> [Текст упражнения]
----------------

Говорящих же, что было время, когда не было (Сына), что Он не существовал до рождения, и произошёл из не сущего, или утверждающих, что Сын Божий имеет бытие от иного существа (hypostasis) или сущности (ousia); или что Он создан, или изменяем, или преложим (treptos) таковых предаёт анафеме Кафолическая и Апостольская Церковь.


В расширенном Константинопольском Символе Вере мы читаем:


Веруем во единого Бога Отца, Вседержителя (pantokratora), Творца (poieten) — неба и земли, всего видимого и невидимого. И во единого Господа Иисуса Христа, Сына Божия, единородного, рождённого от Отца прежде всех веков (pro panton ton aionon), свет от света, Бога истинного от Бога истинного, рождённого, не сотворённого (poiethenta), Отцу единосущного (homoousion to patri), через которого всё произошло; —для нас человеков и для нашего спасения сшедшего с небес, и воплотившегося от Духа Святого и Девы Марии, и вочеловечившегося (enanthropesanta); — распятого за нас при Понтии Пилате, и страдавшего, и погребённого, и воскресшего в третий день, по писаниям, — и восшедшего на небеса, и сидящего одесную Отца, — и опять имеющего придти со славою — судить живых и мёртвых, — которого царству не будет конца (telos). И в Духа Святого, Господа, Животворящего, исходящего от Отца, вместе с Отцом и Сыном поклоняемого и славимого, изрекавшего через пророков. В единую святую, кафолическую (соборную) и апостольскую Церковь; исповедуем одно крещение в отпущение грехов. Ожидаем воскресения мёртвых, — и жизни будущего века. Аминь.11


Первоначальный вариант Никейского Символа Веры оканчивается анафемой. То же самое делает первое соборное правило Константинопольского Собора. Современная неприязнь анафем дезавуирует веру. Никто не может подтвердить свою веру если он подтверждает противоположное, равно как никто не может защищать веру, не ведя войны против её врагов. Ни один неверующий или еретик не может быть обращён до тех пор, пока его не признали таковым. Анафемствования тем самым становятся основой понятия Символа веры.

----------------

> [Исходные данные]
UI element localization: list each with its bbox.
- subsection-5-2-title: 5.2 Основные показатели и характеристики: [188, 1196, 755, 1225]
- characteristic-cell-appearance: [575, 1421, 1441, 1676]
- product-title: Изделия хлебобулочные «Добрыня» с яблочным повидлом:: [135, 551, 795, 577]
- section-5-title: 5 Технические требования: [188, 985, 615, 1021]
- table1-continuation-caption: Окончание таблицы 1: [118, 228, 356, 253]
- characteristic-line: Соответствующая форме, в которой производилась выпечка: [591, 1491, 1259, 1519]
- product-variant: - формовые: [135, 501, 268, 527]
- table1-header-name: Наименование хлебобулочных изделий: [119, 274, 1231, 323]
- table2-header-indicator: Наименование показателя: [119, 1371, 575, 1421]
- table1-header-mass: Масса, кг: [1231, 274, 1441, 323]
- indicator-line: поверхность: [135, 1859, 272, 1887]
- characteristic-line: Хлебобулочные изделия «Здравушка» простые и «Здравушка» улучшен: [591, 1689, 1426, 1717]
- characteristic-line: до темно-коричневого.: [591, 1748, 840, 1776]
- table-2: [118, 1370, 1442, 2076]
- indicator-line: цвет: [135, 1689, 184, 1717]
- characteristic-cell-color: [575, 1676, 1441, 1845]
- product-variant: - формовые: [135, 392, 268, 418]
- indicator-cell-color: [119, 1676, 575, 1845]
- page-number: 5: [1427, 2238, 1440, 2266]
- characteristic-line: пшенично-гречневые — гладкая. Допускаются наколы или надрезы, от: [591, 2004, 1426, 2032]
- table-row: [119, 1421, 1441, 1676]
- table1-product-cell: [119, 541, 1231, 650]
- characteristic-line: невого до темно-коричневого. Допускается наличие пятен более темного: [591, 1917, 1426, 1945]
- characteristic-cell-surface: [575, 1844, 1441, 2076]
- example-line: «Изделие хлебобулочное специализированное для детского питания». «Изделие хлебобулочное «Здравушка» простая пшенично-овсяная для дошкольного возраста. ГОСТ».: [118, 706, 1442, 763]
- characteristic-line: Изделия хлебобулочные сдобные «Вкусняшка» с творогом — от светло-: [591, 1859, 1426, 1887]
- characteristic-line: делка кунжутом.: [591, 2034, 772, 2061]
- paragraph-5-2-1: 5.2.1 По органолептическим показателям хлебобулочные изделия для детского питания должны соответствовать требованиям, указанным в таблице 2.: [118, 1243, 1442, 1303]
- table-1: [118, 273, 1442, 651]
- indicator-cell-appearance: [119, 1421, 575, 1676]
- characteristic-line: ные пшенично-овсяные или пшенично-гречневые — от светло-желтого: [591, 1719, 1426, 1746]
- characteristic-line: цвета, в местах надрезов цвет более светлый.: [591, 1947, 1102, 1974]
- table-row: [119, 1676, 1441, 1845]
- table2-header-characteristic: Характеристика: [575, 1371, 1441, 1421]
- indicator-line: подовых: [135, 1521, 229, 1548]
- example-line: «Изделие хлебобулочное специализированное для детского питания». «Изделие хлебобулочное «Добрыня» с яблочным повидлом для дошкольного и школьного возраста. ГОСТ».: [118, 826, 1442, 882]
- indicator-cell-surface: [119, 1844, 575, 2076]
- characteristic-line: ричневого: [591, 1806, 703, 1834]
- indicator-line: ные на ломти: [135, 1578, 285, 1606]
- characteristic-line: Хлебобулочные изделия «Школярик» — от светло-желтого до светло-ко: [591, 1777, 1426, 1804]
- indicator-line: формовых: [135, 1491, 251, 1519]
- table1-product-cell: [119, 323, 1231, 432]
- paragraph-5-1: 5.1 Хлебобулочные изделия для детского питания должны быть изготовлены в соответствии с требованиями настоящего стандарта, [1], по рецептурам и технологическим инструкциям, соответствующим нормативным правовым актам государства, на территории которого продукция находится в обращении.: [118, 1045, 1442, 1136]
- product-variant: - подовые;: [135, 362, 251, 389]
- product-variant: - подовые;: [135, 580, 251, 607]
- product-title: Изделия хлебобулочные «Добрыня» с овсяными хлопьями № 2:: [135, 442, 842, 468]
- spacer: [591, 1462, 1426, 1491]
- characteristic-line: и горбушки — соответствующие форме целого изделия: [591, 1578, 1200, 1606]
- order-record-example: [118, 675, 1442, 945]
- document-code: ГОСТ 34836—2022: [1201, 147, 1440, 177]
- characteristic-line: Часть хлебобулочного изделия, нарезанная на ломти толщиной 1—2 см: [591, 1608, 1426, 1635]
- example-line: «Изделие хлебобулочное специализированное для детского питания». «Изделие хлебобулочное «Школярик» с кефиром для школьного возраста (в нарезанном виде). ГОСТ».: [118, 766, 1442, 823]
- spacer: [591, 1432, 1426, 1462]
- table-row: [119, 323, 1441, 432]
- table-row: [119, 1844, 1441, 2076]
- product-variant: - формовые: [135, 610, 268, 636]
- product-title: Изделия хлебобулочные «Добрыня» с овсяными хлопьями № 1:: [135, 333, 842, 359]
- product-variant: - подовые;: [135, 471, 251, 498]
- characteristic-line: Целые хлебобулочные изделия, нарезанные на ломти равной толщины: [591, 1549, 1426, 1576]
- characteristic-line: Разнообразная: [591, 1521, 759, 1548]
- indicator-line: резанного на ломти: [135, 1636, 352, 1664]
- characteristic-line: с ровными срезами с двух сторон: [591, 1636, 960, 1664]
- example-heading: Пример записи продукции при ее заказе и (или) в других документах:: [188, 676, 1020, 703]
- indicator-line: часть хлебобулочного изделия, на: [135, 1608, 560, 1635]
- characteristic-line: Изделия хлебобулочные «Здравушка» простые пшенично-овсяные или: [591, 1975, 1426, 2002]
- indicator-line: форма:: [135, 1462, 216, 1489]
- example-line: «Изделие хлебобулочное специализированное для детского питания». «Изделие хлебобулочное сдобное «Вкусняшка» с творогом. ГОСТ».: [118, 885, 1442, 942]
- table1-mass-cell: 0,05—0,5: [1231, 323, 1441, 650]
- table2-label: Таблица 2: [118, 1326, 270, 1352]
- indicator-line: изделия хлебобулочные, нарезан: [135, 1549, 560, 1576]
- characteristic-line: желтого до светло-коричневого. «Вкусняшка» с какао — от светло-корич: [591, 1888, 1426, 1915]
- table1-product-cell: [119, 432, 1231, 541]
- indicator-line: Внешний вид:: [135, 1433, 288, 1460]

----------------

> [Задания]
1. Ответьте по тексту о Символе веры:
(а) Чем оканчивается первоначальный вариант Никейского Символа Веры?
(б) Через кого, согласно Константинопольскому Символу Веры, изрекал Дух Святой?
(в) Какая Церковь предаёт анафеме говорящих, что было время, когда не было Сына?
2. Перепишите отрывок текста о Символе веры от слов «Говорящих же, что» до слов «и Апостольская Церковь.» включительно, заменив «Кафолическая» на «Вселенская».
Отвечайте, опираясь только на текст.

> [Ответы]
1.
(а) Анафемой.
(б) Через пророков.
(в) Кафолическая и Апостольская Церковь.

2.
Говорящих же, что было время, когда не было (Сына), что Он не существовал до рождения, и произошёл из не сущего, или утверждающих, что Сын Божий имеет бытие от иного существа (hypostasis) или сущности (ousia); или что Он создан, или изменяем, или преложим (treptos) таковых предаёт анафеме Вселенская и Апостольская Церковь.